Goal of the exercise → Substitute "legend-marker" for every occurrence of "legend-swatch" in the entries below, keeping all other text unchanged.

Entries excerpted from a collection →
+++
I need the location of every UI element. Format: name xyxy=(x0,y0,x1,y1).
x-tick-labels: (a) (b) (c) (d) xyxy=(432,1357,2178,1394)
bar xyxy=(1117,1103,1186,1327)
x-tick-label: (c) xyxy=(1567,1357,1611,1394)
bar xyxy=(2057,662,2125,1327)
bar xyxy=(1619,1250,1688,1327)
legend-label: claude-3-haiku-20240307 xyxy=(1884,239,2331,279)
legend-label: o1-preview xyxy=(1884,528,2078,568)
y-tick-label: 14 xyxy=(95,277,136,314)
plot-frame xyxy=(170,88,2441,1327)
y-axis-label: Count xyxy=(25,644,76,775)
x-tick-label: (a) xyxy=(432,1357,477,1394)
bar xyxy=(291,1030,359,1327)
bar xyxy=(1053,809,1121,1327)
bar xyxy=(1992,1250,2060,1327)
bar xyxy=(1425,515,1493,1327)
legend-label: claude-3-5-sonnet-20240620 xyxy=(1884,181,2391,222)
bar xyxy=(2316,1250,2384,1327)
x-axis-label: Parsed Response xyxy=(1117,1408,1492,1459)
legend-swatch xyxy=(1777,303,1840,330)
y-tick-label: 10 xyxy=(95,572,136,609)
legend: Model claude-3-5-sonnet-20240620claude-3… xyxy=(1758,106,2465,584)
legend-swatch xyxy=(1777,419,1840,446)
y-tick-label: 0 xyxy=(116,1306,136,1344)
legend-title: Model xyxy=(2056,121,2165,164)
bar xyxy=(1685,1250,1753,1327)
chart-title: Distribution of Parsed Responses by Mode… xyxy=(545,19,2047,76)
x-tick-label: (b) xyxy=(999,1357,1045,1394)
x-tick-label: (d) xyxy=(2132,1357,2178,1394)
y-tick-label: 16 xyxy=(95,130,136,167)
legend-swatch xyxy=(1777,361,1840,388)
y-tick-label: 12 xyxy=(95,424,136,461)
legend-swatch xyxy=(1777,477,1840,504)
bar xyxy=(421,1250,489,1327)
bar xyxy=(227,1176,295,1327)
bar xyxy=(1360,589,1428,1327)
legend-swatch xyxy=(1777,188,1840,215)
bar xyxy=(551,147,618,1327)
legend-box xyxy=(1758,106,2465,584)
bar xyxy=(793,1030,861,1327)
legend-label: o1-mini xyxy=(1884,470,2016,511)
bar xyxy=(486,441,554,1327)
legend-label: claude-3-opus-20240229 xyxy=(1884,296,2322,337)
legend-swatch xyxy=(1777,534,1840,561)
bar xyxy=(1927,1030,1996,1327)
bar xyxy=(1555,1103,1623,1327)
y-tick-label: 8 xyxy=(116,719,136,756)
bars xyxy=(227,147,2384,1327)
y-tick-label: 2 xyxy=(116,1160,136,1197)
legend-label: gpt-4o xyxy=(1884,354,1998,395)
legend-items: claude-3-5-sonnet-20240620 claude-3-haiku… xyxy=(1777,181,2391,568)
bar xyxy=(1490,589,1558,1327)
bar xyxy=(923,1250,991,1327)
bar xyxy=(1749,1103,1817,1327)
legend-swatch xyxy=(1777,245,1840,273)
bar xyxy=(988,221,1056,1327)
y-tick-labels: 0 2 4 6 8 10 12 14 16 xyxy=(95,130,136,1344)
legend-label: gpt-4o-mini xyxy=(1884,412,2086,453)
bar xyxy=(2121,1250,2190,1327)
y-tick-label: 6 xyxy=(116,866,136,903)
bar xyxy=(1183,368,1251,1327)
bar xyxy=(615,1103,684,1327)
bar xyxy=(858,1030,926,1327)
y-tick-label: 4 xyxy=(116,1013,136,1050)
+++
Output for this task →
I need the location of every UI element. Format: name xyxy=(x0,y0,x1,y1).
x-tick-labels: (a) (b) (c) (d) xyxy=(432,1357,2178,1394)
bar xyxy=(1117,1103,1186,1327)
x-tick-label: (c) xyxy=(1567,1357,1611,1394)
bar xyxy=(2057,662,2125,1327)
bar xyxy=(1619,1250,1688,1327)
legend-label: claude-3-haiku-20240307 xyxy=(1884,239,2331,279)
legend-label: o1-preview xyxy=(1884,528,2078,568)
y-tick-label: 14 xyxy=(95,277,136,314)
plot-frame xyxy=(170,88,2441,1327)
y-axis-label: Count xyxy=(25,644,76,775)
x-tick-label: (a) xyxy=(432,1357,477,1394)
bar xyxy=(291,1030,359,1327)
bar xyxy=(1053,809,1121,1327)
bar xyxy=(1992,1250,2060,1327)
bar xyxy=(1425,515,1493,1327)
legend-label: claude-3-5-sonnet-20240620 xyxy=(1884,181,2391,222)
bar xyxy=(2316,1250,2384,1327)
x-axis-label: Parsed Response xyxy=(1117,1408,1492,1459)
legend-marker xyxy=(1777,303,1840,330)
y-tick-label: 10 xyxy=(95,572,136,609)
legend: Model claude-3-5-sonnet-20240620claude-3… xyxy=(1758,106,2465,584)
legend-marker xyxy=(1777,419,1840,446)
y-tick-label: 0 xyxy=(116,1306,136,1344)
legend-title: Model xyxy=(2056,121,2165,164)
bar xyxy=(1685,1250,1753,1327)
chart-title: Distribution of Parsed Responses by Mode… xyxy=(545,19,2047,76)
x-tick-label: (b) xyxy=(999,1357,1045,1394)
x-tick-label: (d) xyxy=(2132,1357,2178,1394)
y-tick-label: 16 xyxy=(95,130,136,167)
legend-marker xyxy=(1777,361,1840,388)
y-tick-label: 12 xyxy=(95,424,136,461)
legend-marker xyxy=(1777,477,1840,504)
bar xyxy=(421,1250,489,1327)
bar xyxy=(227,1176,295,1327)
bar xyxy=(1360,589,1428,1327)
legend-marker xyxy=(1777,188,1840,215)
bar xyxy=(551,147,618,1327)
legend-box xyxy=(1758,106,2465,584)
bar xyxy=(793,1030,861,1327)
legend-label: o1-mini xyxy=(1884,470,2016,511)
bar xyxy=(486,441,554,1327)
legend-label: claude-3-opus-20240229 xyxy=(1884,296,2322,337)
legend-marker xyxy=(1777,534,1840,561)
bar xyxy=(1927,1030,1996,1327)
bar xyxy=(1555,1103,1623,1327)
y-tick-label: 8 xyxy=(116,719,136,756)
bars xyxy=(227,147,2384,1327)
y-tick-label: 2 xyxy=(116,1160,136,1197)
legend-label: gpt-4o xyxy=(1884,354,1998,395)
legend-items: claude-3-5-sonnet-20240620 claude-3-haiku… xyxy=(1777,181,2391,568)
bar xyxy=(1490,589,1558,1327)
bar xyxy=(923,1250,991,1327)
bar xyxy=(1749,1103,1817,1327)
legend-marker xyxy=(1777,245,1840,273)
bar xyxy=(988,221,1056,1327)
y-tick-labels: 0 2 4 6 8 10 12 14 16 xyxy=(95,130,136,1344)
legend-label: gpt-4o-mini xyxy=(1884,412,2086,453)
bar xyxy=(2121,1250,2190,1327)
y-tick-label: 6 xyxy=(116,866,136,903)
bar xyxy=(1183,368,1251,1327)
bar xyxy=(615,1103,684,1327)
bar xyxy=(858,1030,926,1327)
y-tick-label: 4 xyxy=(116,1013,136,1050)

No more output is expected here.